- [Raw data]:
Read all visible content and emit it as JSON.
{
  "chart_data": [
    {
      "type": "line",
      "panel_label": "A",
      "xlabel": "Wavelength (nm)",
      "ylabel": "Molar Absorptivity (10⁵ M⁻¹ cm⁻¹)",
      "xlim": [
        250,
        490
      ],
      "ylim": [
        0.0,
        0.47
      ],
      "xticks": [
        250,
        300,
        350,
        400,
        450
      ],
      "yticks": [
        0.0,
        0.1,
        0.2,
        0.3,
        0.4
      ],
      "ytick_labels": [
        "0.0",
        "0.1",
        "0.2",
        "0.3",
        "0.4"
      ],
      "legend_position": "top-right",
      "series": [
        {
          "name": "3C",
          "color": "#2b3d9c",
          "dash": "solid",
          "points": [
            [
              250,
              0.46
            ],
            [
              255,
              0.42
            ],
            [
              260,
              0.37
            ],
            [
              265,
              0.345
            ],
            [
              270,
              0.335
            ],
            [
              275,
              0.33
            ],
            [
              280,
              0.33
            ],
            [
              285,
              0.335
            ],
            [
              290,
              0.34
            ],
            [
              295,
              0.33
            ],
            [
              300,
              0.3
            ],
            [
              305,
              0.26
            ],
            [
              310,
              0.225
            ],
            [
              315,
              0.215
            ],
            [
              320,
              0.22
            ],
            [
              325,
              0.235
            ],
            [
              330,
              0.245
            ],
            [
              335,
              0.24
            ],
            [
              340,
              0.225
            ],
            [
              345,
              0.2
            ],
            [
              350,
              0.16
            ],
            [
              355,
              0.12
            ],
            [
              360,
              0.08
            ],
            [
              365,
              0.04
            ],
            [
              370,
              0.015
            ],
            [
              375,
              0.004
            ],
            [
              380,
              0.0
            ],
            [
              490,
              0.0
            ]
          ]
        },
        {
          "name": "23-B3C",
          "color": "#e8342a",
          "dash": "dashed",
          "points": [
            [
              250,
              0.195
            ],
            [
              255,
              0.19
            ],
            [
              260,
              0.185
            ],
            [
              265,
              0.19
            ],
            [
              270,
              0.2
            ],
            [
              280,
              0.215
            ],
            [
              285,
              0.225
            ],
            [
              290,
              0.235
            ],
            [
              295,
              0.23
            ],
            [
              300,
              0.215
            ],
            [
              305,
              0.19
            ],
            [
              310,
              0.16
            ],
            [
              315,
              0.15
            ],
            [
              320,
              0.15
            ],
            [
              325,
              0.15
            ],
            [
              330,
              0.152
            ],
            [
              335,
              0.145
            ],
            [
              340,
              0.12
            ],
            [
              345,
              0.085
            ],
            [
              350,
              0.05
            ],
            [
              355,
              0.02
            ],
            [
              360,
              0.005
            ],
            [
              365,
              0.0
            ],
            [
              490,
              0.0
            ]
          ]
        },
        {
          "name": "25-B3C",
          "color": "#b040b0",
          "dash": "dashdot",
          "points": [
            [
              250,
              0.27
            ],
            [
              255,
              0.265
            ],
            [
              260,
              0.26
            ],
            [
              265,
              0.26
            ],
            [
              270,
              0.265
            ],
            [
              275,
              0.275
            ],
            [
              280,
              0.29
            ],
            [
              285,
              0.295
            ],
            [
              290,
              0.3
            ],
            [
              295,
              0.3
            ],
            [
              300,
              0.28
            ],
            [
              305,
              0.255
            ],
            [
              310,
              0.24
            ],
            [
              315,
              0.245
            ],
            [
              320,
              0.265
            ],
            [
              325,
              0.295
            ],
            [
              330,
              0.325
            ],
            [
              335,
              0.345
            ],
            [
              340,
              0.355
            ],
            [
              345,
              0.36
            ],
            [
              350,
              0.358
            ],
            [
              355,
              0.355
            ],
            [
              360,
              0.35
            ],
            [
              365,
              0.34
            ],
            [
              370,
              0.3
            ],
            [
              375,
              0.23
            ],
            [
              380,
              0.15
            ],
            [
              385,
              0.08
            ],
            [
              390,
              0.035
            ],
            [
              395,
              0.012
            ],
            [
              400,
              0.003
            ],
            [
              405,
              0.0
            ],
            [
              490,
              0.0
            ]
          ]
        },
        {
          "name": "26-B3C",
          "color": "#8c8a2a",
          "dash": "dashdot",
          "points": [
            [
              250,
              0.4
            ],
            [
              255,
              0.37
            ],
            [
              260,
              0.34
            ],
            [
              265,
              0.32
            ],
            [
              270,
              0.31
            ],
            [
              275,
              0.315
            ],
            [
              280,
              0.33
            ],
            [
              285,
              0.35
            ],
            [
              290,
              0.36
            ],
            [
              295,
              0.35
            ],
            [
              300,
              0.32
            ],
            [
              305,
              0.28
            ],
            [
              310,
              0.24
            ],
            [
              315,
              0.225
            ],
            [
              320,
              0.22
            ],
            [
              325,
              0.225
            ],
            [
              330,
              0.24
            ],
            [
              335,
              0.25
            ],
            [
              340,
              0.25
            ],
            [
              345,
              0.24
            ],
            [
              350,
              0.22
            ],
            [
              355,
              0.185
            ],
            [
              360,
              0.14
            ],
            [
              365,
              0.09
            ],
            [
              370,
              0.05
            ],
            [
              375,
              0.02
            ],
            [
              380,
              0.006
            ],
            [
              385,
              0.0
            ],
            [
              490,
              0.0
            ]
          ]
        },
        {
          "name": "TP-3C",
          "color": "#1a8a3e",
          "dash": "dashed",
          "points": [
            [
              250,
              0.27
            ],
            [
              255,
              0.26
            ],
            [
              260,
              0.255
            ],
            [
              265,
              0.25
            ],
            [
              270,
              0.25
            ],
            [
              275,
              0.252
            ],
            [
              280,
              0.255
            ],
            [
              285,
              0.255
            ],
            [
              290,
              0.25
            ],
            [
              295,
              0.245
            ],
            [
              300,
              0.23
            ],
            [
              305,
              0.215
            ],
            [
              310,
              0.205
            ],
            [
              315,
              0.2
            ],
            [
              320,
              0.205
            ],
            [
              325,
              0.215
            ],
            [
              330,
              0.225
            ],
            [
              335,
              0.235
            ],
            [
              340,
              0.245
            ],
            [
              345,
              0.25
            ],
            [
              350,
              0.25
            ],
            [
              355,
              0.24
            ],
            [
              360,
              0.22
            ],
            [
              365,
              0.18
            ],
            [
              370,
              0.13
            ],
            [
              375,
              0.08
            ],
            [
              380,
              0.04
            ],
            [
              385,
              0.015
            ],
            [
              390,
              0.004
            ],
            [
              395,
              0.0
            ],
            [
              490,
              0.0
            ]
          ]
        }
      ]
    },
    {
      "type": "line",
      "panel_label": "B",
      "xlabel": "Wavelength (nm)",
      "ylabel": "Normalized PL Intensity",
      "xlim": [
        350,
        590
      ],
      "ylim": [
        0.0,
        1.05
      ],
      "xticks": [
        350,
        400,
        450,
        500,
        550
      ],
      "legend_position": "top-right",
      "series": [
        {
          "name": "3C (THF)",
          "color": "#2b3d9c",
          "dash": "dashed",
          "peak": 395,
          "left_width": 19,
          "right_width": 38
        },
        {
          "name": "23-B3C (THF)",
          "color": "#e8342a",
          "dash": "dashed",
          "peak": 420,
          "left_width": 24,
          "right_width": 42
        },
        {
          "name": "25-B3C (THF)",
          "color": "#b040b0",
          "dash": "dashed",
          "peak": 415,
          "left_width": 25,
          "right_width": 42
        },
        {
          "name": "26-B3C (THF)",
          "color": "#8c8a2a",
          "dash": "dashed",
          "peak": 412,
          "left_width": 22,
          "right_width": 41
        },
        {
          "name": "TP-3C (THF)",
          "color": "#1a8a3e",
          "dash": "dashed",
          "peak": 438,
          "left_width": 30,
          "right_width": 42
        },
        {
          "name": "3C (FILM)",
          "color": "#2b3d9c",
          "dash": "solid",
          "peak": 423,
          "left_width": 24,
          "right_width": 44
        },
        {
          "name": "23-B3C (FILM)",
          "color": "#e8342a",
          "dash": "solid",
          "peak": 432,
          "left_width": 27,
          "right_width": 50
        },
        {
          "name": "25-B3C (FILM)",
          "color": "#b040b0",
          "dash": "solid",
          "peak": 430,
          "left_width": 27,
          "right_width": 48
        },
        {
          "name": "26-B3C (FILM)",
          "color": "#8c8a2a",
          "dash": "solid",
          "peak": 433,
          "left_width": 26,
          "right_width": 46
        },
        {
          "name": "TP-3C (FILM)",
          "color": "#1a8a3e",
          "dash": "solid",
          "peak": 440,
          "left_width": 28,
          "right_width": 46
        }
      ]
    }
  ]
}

- [Problem]: Gather all lines of the records that include the word "ylabel".

- [Response to the exercise]:
      "ylabel": "Molar Absorptivity (10⁵ M⁻¹ cm⁻¹)",
      "ylabel": "Normalized PL Intensity",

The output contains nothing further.